▶ [TASK DESCRIPTION] Extract the full set of records, then give each one again exactly.

*****

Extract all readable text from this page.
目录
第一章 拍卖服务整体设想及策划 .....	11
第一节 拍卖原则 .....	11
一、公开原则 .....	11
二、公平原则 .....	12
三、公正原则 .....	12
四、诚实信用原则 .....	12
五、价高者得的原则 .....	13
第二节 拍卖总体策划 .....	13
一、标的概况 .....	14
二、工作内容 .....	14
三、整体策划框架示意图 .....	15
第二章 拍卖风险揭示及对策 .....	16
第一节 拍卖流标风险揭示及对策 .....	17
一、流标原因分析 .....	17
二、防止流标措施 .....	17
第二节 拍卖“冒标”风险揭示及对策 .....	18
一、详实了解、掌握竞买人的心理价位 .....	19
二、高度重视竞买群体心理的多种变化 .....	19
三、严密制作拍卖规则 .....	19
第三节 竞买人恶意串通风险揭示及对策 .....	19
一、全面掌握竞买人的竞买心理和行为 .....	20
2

*****

▶ [REPLY]
Extract all readable text from this page.
目录
第一章 拍卖服务整体设想及策划 .....	11
第一节 拍卖原则 .....	11
一、公开原则 .....	11
二、公平原则 .....	12
三、公正原则 .....	12
四、诚实信用原则 .....	12
五、价高者得的原则 .....	13
第二节 拍卖总体策划 .....	13
一、标的概况 .....	14
二、工作内容 .....	14
三、整体策划框架示意图 .....	15
第二章 拍卖风险揭示及对策 .....	16
第一节 拍卖流标风险揭示及对策 .....	17
一、流标原因分析 .....	17
二、防止流标措施 .....	17
第二节 拍卖“冒标”风险揭示及对策 .....	18
一、详实了解、掌握竞买人的心理价位 .....	19
二、高度重视竞买群体心理的多种变化 .....	19
三、严密制作拍卖规则 .....	19
第三节 竞买人恶意串通风险揭示及对策 .....	19
一、全面掌握竞买人的竞买心理和行为 .....	20
2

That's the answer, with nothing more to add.